━━ Data in this exercise
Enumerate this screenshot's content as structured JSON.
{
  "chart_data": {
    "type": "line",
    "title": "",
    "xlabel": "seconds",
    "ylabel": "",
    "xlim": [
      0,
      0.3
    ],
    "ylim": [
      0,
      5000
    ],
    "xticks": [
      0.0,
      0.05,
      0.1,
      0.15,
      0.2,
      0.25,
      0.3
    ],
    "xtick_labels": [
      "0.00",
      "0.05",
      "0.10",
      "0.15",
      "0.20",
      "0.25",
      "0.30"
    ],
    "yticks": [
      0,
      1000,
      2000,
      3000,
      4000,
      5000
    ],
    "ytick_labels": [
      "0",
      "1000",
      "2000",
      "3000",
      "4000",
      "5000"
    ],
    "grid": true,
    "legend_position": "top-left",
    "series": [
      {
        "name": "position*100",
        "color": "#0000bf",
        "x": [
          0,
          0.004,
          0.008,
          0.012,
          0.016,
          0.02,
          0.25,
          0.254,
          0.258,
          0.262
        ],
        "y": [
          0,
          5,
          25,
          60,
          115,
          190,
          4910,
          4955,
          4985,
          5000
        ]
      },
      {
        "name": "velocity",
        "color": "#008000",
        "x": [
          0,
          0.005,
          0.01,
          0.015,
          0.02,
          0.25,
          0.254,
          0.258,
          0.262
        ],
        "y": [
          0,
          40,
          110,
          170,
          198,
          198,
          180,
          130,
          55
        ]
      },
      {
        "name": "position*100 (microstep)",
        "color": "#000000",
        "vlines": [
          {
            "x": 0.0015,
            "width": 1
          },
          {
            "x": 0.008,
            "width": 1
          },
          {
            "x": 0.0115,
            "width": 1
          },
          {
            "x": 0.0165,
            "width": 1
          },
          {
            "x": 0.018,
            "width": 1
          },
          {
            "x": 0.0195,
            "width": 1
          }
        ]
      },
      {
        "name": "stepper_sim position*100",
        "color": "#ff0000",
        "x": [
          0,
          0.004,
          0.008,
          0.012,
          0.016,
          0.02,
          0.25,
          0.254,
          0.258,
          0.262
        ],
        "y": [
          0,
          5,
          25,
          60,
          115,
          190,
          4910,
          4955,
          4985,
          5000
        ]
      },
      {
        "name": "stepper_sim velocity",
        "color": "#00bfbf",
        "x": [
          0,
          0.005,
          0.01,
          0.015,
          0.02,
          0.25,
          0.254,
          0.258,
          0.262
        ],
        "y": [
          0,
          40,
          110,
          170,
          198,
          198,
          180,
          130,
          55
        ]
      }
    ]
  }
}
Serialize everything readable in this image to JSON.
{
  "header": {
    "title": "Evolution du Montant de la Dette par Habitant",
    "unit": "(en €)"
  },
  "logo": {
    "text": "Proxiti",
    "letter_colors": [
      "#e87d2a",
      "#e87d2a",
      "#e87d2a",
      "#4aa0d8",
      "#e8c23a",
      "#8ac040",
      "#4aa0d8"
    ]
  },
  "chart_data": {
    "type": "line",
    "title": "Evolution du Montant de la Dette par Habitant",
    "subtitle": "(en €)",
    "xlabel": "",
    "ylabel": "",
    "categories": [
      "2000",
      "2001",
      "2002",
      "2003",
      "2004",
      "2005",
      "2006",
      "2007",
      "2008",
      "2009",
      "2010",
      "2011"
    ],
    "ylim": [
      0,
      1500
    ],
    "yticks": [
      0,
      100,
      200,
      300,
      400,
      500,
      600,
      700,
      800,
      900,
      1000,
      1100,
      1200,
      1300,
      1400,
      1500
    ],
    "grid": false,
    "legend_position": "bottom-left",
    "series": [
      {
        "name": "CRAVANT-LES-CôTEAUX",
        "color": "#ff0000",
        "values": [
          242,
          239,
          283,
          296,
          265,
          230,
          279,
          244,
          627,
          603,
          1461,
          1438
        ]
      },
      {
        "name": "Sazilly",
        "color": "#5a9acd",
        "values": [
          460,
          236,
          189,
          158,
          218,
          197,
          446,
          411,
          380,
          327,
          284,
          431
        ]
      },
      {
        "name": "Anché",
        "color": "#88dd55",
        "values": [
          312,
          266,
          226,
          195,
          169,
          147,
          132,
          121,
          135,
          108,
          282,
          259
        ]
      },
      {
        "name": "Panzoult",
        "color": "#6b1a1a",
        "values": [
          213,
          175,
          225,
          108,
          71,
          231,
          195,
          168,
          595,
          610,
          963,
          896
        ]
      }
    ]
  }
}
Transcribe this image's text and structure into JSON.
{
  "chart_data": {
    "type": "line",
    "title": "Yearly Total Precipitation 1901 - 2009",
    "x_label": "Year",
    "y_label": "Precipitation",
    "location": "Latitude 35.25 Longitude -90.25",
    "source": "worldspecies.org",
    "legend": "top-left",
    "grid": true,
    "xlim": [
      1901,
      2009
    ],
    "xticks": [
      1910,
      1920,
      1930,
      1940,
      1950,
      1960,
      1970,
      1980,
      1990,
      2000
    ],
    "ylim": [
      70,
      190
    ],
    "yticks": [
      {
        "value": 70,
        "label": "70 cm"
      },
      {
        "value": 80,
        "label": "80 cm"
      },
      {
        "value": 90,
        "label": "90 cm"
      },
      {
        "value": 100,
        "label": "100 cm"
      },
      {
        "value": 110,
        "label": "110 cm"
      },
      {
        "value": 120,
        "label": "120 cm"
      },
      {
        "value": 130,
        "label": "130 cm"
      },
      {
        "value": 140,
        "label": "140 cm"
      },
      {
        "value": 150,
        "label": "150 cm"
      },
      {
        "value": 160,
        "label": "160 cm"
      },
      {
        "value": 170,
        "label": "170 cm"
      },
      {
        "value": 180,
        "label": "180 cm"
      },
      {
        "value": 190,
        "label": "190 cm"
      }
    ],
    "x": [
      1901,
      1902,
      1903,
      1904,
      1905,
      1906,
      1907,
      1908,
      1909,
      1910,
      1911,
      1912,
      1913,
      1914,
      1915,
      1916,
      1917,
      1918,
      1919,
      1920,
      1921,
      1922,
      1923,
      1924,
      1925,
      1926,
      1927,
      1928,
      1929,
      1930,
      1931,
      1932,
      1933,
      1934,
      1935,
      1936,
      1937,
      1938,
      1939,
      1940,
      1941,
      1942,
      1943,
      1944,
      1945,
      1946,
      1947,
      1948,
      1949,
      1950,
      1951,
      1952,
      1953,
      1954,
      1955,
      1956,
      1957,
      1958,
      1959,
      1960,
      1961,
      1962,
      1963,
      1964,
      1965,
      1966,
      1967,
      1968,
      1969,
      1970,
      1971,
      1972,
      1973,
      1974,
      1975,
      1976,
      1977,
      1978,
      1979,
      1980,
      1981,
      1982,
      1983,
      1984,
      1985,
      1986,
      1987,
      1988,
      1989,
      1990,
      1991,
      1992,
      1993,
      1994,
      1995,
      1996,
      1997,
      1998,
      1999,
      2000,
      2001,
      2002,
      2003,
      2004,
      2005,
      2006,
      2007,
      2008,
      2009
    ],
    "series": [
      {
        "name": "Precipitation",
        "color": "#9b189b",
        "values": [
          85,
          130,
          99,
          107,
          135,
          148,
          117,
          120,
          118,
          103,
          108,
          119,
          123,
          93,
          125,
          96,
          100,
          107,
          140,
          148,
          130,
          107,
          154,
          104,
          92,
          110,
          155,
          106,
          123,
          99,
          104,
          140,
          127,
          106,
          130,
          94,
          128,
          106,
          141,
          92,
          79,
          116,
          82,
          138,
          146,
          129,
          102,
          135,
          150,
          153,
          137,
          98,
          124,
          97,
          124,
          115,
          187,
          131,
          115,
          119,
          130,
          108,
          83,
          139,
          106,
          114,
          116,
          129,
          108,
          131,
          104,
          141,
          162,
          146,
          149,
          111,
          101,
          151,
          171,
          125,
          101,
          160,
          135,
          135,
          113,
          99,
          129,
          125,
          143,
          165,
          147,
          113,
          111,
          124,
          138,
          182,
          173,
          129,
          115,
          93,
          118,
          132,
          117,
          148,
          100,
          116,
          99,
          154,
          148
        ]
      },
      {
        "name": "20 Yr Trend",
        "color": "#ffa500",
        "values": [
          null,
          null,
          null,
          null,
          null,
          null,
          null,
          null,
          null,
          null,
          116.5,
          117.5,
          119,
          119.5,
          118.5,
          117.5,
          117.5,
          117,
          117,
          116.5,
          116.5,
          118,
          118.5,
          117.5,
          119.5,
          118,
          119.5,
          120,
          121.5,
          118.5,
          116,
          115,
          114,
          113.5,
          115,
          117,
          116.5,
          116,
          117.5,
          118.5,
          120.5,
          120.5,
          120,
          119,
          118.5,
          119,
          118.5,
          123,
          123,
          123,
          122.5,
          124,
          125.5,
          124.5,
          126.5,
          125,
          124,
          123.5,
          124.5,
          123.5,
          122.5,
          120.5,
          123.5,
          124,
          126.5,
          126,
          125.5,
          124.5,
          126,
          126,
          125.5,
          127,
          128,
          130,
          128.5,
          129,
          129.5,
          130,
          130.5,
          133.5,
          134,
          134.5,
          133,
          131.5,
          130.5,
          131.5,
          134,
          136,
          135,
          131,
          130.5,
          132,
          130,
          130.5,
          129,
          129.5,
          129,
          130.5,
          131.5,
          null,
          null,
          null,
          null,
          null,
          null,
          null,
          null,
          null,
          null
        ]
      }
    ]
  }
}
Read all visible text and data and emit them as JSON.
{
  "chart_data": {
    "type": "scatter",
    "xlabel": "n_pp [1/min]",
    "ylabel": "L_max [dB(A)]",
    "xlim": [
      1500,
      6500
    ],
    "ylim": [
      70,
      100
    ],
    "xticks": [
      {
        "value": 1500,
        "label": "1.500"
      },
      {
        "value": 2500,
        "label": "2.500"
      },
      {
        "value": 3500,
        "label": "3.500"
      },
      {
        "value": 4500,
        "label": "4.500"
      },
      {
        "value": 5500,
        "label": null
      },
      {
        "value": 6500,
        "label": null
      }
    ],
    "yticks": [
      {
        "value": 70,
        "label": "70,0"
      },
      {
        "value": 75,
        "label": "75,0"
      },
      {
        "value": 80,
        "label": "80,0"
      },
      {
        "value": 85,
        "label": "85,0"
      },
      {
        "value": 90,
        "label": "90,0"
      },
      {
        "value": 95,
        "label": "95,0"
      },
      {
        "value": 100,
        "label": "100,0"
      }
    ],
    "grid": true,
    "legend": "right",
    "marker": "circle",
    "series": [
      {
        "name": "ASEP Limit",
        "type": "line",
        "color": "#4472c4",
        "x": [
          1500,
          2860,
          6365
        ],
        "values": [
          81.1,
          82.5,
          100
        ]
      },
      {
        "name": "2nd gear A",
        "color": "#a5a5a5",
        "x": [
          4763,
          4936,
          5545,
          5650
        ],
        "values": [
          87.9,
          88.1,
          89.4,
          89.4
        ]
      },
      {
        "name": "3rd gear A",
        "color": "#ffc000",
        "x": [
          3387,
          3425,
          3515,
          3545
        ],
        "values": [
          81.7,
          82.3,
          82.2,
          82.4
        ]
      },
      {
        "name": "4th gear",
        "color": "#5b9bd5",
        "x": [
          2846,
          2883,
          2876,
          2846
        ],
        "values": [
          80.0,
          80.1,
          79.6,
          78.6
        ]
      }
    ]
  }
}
━━━━
Read through the entries and copy each line in which "text" appears.

    "text": "Proxiti",
Transcribe this image's text and structure into JSON.
Read all visible text and data and emit them as JSON.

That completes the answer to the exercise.